Could you extract every entry below and reproduce it exactly?

━━━━━━━━━━

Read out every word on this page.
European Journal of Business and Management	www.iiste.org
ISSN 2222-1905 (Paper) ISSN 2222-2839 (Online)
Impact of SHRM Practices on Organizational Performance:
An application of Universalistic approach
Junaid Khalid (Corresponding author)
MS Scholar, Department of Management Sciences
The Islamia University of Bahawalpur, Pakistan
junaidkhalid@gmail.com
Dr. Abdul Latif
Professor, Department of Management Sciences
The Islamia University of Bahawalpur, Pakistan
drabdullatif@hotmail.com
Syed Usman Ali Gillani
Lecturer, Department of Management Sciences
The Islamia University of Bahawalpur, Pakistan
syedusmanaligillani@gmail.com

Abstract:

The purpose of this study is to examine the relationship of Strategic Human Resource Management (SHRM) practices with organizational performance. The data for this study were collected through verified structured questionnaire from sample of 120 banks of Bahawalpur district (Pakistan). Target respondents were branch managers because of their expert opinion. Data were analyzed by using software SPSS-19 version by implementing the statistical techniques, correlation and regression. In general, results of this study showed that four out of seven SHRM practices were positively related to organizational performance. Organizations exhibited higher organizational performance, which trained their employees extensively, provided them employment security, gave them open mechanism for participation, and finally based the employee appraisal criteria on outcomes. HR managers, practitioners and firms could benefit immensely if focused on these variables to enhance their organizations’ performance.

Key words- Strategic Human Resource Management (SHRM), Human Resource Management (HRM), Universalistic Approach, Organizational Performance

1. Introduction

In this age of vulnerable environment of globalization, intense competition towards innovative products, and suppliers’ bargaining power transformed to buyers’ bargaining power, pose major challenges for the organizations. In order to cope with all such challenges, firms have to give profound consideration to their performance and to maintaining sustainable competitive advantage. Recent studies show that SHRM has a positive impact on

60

━━━━━━━━━━

■ Complete answer ■
Read out every word on this page.
European Journal of Business and Management	www.iiste.org
ISSN 2222-1905 (Paper) ISSN 2222-2839 (Online)
Impact of SHRM Practices on Organizational Performance:
An application of Universalistic approach
Junaid Khalid (Corresponding author)
MS Scholar, Department of Management Sciences
The Islamia University of Bahawalpur, Pakistan
junaidkhalid@gmail.com
Dr. Abdul Latif
Professor, Department of Management Sciences
The Islamia University of Bahawalpur, Pakistan
drabdullatif@hotmail.com
Syed Usman Ali Gillani
Lecturer, Department of Management Sciences
The Islamia University of Bahawalpur, Pakistan
syedusmanaligillani@gmail.com

Abstract:

The purpose of this study is to examine the relationship of Strategic Human Resource Management (SHRM) practices with organizational performance. The data for this study were collected through verified structured questionnaire from sample of 120 banks of Bahawalpur district (Pakistan). Target respondents were branch managers because of their expert opinion. Data were analyzed by using software SPSS-19 version by implementing the statistical techniques, correlation and regression. In general, results of this study showed that four out of seven SHRM practices were positively related to organizational performance. Organizations exhibited higher organizational performance, which trained their employees extensively, provided them employment security, gave them open mechanism for participation, and finally based the employee appraisal criteria on outcomes. HR managers, practitioners and firms could benefit immensely if focused on these variables to enhance their organizations’ performance.

Key words- Strategic Human Resource Management (SHRM), Human Resource Management (HRM), Universalistic Approach, Organizational Performance

1. Introduction

In this age of vulnerable environment of globalization, intense competition towards innovative products, and suppliers’ bargaining power transformed to buyers’ bargaining power, pose major challenges for the organizations. In order to cope with all such challenges, firms have to give profound consideration to their performance and to maintaining sustainable competitive advantage. Recent studies show that SHRM has a positive impact on

60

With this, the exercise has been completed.